* BEGIN *

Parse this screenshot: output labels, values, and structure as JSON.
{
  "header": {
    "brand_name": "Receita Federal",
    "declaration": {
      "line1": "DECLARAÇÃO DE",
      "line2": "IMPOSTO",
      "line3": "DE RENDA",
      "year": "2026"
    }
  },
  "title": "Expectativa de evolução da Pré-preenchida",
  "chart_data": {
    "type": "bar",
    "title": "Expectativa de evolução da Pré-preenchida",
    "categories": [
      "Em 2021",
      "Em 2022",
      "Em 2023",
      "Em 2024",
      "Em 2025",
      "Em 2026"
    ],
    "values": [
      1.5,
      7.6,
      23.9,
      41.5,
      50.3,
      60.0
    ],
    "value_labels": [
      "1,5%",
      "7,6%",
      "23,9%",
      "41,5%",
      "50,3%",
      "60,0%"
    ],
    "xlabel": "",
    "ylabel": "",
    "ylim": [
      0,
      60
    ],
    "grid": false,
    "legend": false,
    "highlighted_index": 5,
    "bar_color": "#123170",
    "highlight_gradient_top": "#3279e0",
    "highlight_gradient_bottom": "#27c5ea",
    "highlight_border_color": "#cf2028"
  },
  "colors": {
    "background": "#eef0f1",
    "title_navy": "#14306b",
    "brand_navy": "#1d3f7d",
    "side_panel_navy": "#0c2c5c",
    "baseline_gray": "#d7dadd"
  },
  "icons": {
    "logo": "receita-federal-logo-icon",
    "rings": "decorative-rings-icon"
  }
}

* END *
* BEGIN *

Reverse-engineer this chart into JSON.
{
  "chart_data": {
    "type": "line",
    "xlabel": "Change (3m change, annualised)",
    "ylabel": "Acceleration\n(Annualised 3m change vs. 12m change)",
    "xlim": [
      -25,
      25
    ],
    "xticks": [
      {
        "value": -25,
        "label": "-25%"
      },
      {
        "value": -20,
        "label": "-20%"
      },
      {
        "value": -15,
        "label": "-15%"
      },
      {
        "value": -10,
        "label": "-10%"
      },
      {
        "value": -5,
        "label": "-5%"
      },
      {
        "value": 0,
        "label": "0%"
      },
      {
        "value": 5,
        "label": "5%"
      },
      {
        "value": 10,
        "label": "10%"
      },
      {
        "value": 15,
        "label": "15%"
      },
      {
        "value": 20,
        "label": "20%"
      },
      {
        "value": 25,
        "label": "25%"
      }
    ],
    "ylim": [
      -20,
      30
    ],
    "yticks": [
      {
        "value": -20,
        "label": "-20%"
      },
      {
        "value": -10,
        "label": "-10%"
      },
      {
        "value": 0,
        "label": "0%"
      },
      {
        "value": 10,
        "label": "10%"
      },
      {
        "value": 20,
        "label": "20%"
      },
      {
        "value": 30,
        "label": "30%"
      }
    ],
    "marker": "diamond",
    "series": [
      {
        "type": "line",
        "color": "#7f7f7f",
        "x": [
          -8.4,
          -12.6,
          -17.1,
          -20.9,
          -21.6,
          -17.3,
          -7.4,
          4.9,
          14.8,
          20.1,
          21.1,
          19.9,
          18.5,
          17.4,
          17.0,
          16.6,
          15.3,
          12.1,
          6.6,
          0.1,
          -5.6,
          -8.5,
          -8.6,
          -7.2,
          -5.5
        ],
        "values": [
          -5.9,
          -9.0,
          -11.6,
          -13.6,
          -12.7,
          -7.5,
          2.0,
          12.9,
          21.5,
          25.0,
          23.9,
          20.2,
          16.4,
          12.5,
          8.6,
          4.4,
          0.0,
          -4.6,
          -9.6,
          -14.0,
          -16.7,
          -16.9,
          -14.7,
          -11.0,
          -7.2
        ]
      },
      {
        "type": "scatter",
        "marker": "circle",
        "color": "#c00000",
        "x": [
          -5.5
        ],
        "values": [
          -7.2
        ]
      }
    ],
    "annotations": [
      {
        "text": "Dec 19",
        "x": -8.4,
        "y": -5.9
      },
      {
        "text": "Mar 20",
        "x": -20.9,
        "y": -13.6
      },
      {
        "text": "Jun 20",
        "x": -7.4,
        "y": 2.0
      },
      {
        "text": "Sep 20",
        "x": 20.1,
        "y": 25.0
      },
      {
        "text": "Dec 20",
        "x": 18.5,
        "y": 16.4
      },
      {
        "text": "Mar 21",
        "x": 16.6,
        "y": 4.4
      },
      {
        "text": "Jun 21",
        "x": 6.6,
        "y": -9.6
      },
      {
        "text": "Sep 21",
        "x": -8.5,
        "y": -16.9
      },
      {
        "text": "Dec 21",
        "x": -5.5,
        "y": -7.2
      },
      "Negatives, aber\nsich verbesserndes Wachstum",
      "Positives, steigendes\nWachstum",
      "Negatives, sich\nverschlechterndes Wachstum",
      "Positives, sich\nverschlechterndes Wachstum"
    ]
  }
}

* END *

*TASK PROMPT:* Which lines above contain "values"? Show each of them.

*WRITTEN RESPONSE:*
Parse this screenshot: output labels, values, and structure as JSON.
    "values": [
        "values": [
        "values": [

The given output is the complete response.